"""

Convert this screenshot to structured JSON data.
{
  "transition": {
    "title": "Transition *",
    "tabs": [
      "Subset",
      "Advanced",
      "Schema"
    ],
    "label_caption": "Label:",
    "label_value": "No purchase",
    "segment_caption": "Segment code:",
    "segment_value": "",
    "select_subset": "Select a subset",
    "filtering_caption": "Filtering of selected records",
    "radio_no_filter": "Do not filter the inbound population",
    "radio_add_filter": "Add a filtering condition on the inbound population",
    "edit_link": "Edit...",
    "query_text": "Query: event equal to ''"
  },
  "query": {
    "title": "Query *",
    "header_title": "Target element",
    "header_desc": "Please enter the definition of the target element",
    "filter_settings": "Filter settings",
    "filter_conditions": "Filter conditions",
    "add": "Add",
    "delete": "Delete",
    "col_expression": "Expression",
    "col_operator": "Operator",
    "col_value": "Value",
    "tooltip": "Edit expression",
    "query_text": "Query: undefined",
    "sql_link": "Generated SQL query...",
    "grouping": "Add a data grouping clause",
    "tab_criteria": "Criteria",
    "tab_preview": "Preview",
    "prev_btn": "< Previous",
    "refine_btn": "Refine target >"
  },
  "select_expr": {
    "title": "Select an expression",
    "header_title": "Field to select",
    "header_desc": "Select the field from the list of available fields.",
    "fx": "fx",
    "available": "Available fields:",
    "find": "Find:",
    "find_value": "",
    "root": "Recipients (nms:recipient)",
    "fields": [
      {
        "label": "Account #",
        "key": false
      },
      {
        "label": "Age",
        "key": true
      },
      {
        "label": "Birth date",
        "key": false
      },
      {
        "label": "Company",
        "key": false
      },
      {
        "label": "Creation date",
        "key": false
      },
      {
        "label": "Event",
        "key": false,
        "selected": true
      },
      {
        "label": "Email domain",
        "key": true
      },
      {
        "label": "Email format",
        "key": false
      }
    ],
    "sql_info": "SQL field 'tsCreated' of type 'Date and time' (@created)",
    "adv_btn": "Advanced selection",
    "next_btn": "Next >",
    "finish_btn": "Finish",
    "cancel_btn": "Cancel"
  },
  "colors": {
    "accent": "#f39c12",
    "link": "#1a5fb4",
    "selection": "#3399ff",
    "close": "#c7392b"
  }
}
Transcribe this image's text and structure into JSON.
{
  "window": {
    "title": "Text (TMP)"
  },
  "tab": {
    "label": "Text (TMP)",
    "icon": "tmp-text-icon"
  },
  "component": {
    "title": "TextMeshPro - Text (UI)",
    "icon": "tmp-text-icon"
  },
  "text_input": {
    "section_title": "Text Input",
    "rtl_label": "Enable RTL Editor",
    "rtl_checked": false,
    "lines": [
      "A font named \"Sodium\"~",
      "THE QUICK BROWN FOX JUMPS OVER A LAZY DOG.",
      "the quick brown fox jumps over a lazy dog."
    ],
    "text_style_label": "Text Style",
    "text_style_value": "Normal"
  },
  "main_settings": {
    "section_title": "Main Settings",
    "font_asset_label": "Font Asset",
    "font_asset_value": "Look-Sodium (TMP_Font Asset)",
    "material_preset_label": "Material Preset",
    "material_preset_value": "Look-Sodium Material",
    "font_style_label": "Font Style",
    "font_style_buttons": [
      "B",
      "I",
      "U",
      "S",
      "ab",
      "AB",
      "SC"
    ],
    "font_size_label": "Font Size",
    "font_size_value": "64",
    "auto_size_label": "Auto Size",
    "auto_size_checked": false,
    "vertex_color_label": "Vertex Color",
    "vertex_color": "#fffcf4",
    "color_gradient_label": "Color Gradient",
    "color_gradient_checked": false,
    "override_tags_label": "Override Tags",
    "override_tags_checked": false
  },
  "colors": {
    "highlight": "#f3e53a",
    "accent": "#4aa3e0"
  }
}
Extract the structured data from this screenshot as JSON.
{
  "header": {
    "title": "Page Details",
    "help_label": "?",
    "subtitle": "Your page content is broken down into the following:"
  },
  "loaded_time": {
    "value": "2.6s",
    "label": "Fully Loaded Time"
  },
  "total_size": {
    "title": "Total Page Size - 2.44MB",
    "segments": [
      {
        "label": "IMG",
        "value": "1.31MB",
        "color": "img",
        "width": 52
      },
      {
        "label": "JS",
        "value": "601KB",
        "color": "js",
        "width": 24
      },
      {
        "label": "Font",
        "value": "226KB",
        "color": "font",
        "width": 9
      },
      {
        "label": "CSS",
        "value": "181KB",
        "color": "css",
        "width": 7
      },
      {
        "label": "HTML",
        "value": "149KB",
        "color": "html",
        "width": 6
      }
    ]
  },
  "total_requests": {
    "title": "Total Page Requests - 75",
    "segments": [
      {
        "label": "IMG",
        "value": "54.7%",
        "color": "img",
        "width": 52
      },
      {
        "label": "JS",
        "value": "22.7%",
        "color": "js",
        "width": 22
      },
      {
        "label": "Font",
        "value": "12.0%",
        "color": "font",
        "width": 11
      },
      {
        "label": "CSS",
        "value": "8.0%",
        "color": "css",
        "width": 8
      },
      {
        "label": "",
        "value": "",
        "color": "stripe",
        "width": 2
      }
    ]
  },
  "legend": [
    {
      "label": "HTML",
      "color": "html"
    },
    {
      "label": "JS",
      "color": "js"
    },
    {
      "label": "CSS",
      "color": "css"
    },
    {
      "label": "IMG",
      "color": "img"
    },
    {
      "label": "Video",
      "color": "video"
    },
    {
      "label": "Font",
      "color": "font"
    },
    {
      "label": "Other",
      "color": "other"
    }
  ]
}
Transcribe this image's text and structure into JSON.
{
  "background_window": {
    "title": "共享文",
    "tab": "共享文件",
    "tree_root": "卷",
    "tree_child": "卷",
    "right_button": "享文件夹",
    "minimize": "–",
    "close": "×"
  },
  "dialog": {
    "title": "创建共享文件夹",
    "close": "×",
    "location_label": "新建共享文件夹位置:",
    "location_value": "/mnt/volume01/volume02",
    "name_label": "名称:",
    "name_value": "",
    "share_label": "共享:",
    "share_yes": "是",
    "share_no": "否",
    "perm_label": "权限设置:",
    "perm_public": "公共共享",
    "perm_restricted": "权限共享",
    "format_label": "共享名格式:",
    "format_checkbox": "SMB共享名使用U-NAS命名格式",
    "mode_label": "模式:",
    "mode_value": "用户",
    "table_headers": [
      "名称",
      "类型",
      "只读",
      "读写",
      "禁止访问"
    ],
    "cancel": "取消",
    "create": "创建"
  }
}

"""

Output the full listing without altering anything.

Convert this screenshot to structured JSON data.
{
  "transition": {
    "title": "Transition *",
    "tabs": [
      "Subset",
      "Advanced",
      "Schema"
    ],
    "label_caption": "Label:",
    "label_value": "No purchase",
    "segment_caption": "Segment code:",
    "segment_value": "",
    "select_subset": "Select a subset",
    "filtering_caption": "Filtering of selected records",
    "radio_no_filter": "Do not filter the inbound population",
    "radio_add_filter": "Add a filtering condition on the inbound population",
    "edit_link": "Edit...",
    "query_text": "Query: event equal to ''"
  },
  "query": {
    "title": "Query *",
    "header_title": "Target element",
    "header_desc": "Please enter the definition of the target element",
    "filter_settings": "Filter settings",
    "filter_conditions": "Filter conditions",
    "add": "Add",
    "delete": "Delete",
    "col_expression": "Expression",
    "col_operator": "Operator",
    "col_value": "Value",
    "tooltip": "Edit expression",
    "query_text": "Query: undefined",
    "sql_link": "Generated SQL query...",
    "grouping": "Add a data grouping clause",
    "tab_criteria": "Criteria",
    "tab_preview": "Preview",
    "prev_btn": "< Previous",
    "refine_btn": "Refine target >"
  },
  "select_expr": {
    "title": "Select an expression",
    "header_title": "Field to select",
    "header_desc": "Select the field from the list of available fields.",
    "fx": "fx",
    "available": "Available fields:",
    "find": "Find:",
    "find_value": "",
    "root": "Recipients (nms:recipient)",
    "fields": [
      {
        "label": "Account #",
        "key": false
      },
      {
        "label": "Age",
        "key": true
      },
      {
        "label": "Birth date",
        "key": false
      },
      {
        "label": "Company",
        "key": false
      },
      {
        "label": "Creation date",
        "key": false
      },
      {
        "label": "Event",
        "key": false,
        "selected": true
      },
      {
        "label": "Email domain",
        "key": true
      },
      {
        "label": "Email format",
        "key": false
      }
    ],
    "sql_info": "SQL field 'tsCreated' of type 'Date and time' (@created)",
    "adv_btn": "Advanced selection",
    "next_btn": "Next >",
    "finish_btn": "Finish",
    "cancel_btn": "Cancel"
  },
  "colors": {
    "accent": "#f39c12",
    "link": "#1a5fb4",
    "selection": "#3399ff",
    "close": "#c7392b"
  }
}
Transcribe this image's text and structure into JSON.
{
  "window": {
    "title": "Text (TMP)"
  },
  "tab": {
    "label": "Text (TMP)",
    "icon": "tmp-text-icon"
  },
  "component": {
    "title": "TextMeshPro - Text (UI)",
    "icon": "tmp-text-icon"
  },
  "text_input": {
    "section_title": "Text Input",
    "rtl_label": "Enable RTL Editor",
    "rtl_checked": false,
    "lines": [
      "A font named \"Sodium\"~",
      "THE QUICK BROWN FOX JUMPS OVER A LAZY DOG.",
      "the quick brown fox jumps over a lazy dog."
    ],
    "text_style_label": "Text Style",
    "text_style_value": "Normal"
  },
  "main_settings": {
    "section_title": "Main Settings",
    "font_asset_label": "Font Asset",
    "font_asset_value": "Look-Sodium (TMP_Font Asset)",
    "material_preset_label": "Material Preset",
    "material_preset_value": "Look-Sodium Material",
    "font_style_label": "Font Style",
    "font_style_buttons": [
      "B",
      "I",
      "U",
      "S",
      "ab",
      "AB",
      "SC"
    ],
    "font_size_label": "Font Size",
    "font_size_value": "64",
    "auto_size_label": "Auto Size",
    "auto_size_checked": false,
    "vertex_color_label": "Vertex Color",
    "vertex_color": "#fffcf4",
    "color_gradient_label": "Color Gradient",
    "color_gradient_checked": false,
    "override_tags_label": "Override Tags",
    "override_tags_checked": false
  },
  "colors": {
    "highlight": "#f3e53a",
    "accent": "#4aa3e0"
  }
}
Extract the structured data from this screenshot as JSON.
{
  "header": {
    "title": "Page Details",
    "help_label": "?",
    "subtitle": "Your page content is broken down into the following:"
  },
  "loaded_time": {
    "value": "2.6s",
    "label": "Fully Loaded Time"
  },
  "total_size": {
    "title": "Total Page Size - 2.44MB",
    "segments": [
      {
        "label": "IMG",
        "value": "1.31MB",
        "color": "img",
        "width": 52
      },
      {
        "label": "JS",
        "value": "601KB",
        "color": "js",
        "width": 24
      },
      {
        "label": "Font",
        "value": "226KB",
        "color": "font",
        "width": 9
      },
      {
        "label": "CSS",
        "value": "181KB",
        "color": "css",
        "width": 7
      },
      {
        "label": "HTML",
        "value": "149KB",
        "color": "html",
        "width": 6
      }
    ]
  },
  "total_requests": {
    "title": "Total Page Requests - 75",
    "segments": [
      {
        "label": "IMG",
        "value": "54.7%",
        "color": "img",
        "width": 52
      },
      {
        "label": "JS",
        "value": "22.7%",
        "color": "js",
        "width": 22
      },
      {
        "label": "Font",
        "value": "12.0%",
        "color": "font",
        "width": 11
      },
      {
        "label": "CSS",
        "value": "8.0%",
        "color": "css",
        "width": 8
      },
      {
        "label": "",
        "value": "",
        "color": "stripe",
        "width": 2
      }
    ]
  },
  "legend": [
    {
      "label": "HTML",
      "color": "html"
    },
    {
      "label": "JS",
      "color": "js"
    },
    {
      "label": "CSS",
      "color": "css"
    },
    {
      "label": "IMG",
      "color": "img"
    },
    {
      "label": "Video",
      "color": "video"
    },
    {
      "label": "Font",
      "color": "font"
    },
    {
      "label": "Other",
      "color": "other"
    }
  ]
}
Transcribe this image's text and structure into JSON.
{
  "background_window": {
    "title": "共享文",
    "tab": "共享文件",
    "tree_root": "卷",
    "tree_child": "卷",
    "right_button": "享文件夹",
    "minimize": "–",
    "close": "×"
  },
  "dialog": {
    "title": "创建共享文件夹",
    "close": "×",
    "location_label": "新建共享文件夹位置:",
    "location_value": "/mnt/volume01/volume02",
    "name_label": "名称:",
    "name_value": "",
    "share_label": "共享:",
    "share_yes": "是",
    "share_no": "否",
    "perm_label": "权限设置:",
    "perm_public": "公共共享",
    "perm_restricted": "权限共享",
    "format_label": "共享名格式:",
    "format_checkbox": "SMB共享名使用U-NAS命名格式",
    "mode_label": "模式:",
    "mode_value": "用户",
    "table_headers": [
      "名称",
      "类型",
      "只读",
      "读写",
      "禁止访问"
    ],
    "cancel": "取消",
    "create": "创建"
  }
}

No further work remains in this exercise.